▸ **Short exercise**: Gather the lines below that include the string "JSON", copying each in full.

▸ **Records for this exercise**:

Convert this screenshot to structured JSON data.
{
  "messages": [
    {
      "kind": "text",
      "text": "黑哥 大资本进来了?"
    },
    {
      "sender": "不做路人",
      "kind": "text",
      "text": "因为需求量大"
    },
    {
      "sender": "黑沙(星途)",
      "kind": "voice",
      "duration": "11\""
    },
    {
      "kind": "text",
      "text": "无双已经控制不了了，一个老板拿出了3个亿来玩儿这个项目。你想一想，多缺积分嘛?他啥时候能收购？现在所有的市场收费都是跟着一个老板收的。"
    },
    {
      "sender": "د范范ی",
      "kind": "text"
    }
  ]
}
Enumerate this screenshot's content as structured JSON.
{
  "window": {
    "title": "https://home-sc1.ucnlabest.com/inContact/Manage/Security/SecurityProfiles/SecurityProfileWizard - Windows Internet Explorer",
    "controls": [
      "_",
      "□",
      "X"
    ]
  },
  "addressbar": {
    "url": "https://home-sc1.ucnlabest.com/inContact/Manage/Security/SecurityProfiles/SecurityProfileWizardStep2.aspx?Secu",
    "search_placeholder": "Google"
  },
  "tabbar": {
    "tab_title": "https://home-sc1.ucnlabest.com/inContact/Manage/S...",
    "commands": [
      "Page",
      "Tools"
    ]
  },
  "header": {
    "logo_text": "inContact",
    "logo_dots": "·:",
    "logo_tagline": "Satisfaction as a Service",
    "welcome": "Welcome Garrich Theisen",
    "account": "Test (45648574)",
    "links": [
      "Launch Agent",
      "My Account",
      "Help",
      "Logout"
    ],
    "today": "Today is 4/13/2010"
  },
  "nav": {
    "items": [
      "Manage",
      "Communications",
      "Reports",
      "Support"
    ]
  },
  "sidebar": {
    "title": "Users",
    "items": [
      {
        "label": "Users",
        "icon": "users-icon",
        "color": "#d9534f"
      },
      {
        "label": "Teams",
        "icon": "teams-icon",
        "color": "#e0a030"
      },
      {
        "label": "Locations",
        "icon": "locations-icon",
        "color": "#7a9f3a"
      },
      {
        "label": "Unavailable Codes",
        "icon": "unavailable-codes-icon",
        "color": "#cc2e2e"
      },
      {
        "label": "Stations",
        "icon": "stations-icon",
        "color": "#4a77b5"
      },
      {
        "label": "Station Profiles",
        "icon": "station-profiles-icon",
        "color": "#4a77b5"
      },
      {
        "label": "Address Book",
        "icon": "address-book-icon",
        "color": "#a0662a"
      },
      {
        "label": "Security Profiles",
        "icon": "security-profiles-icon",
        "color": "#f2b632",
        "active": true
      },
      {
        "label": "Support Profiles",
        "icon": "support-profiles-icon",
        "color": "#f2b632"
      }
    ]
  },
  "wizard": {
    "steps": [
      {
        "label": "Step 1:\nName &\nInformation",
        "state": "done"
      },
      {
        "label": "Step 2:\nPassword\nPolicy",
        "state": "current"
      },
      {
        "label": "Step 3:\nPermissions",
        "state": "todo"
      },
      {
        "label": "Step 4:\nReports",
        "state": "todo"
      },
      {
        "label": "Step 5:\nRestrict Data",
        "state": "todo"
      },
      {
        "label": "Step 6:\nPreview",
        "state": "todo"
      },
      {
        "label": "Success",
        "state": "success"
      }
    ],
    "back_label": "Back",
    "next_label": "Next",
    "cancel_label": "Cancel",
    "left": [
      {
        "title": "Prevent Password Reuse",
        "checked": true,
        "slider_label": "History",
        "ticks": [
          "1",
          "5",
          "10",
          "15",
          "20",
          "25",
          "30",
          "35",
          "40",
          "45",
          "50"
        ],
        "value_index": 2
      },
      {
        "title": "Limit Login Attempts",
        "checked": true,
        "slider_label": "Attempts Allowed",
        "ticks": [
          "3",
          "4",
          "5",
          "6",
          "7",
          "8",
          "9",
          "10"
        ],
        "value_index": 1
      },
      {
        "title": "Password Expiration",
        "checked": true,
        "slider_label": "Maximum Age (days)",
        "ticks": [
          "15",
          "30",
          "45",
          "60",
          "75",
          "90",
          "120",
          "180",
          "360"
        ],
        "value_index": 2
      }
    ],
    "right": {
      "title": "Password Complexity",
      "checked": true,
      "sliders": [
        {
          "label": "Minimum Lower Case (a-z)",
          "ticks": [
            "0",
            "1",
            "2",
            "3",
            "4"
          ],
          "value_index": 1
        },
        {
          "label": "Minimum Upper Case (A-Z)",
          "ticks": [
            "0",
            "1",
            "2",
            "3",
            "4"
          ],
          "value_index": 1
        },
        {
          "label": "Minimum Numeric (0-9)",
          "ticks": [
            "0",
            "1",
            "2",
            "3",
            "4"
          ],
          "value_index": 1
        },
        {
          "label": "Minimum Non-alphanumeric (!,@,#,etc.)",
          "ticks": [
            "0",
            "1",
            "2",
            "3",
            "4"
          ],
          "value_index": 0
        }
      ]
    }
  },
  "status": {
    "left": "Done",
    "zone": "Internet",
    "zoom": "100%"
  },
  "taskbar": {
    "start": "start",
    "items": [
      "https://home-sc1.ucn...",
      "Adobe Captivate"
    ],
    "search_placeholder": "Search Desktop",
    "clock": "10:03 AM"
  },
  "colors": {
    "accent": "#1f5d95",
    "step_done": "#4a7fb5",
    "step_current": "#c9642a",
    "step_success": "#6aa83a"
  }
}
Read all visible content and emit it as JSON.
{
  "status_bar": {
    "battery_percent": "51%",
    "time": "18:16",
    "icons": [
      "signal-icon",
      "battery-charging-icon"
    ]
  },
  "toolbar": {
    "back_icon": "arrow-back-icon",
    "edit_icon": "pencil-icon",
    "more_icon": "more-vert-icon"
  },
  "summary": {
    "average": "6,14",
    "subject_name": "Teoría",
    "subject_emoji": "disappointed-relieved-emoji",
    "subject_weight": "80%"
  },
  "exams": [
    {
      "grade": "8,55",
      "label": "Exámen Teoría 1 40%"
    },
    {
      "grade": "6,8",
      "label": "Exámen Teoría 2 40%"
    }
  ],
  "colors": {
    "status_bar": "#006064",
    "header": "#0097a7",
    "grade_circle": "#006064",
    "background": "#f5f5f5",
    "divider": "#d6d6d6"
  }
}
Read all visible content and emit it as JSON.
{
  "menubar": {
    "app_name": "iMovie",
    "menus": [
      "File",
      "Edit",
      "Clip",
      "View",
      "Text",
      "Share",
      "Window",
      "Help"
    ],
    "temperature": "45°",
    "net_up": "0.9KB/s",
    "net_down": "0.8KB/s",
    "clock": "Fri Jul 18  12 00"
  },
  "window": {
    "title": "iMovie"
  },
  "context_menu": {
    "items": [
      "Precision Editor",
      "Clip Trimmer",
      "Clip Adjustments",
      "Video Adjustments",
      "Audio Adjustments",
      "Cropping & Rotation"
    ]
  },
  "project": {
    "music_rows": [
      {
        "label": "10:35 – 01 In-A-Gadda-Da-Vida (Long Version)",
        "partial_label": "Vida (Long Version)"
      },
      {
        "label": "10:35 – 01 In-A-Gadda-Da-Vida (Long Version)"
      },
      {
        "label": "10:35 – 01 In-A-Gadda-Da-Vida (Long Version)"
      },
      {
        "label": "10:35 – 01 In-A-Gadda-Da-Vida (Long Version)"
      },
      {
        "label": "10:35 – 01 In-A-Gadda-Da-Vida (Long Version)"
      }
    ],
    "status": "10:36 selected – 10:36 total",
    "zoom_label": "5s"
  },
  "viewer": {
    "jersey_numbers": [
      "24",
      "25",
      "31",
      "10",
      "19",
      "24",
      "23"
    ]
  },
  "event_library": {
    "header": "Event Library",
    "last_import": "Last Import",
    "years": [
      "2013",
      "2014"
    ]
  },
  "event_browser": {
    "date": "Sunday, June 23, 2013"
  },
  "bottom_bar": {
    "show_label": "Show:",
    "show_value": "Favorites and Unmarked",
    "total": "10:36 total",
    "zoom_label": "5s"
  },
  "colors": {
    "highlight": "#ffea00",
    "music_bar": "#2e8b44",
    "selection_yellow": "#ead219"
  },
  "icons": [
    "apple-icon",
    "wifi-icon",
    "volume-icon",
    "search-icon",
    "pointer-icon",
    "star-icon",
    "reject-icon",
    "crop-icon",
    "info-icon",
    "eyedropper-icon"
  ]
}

▸ **Response for this exercise**:
Convert this screenshot to structured JSON data.
Enumerate this screenshot's content as structured JSON.
Read all visible content and emit it as JSON.
Read all visible content and emit it as JSON.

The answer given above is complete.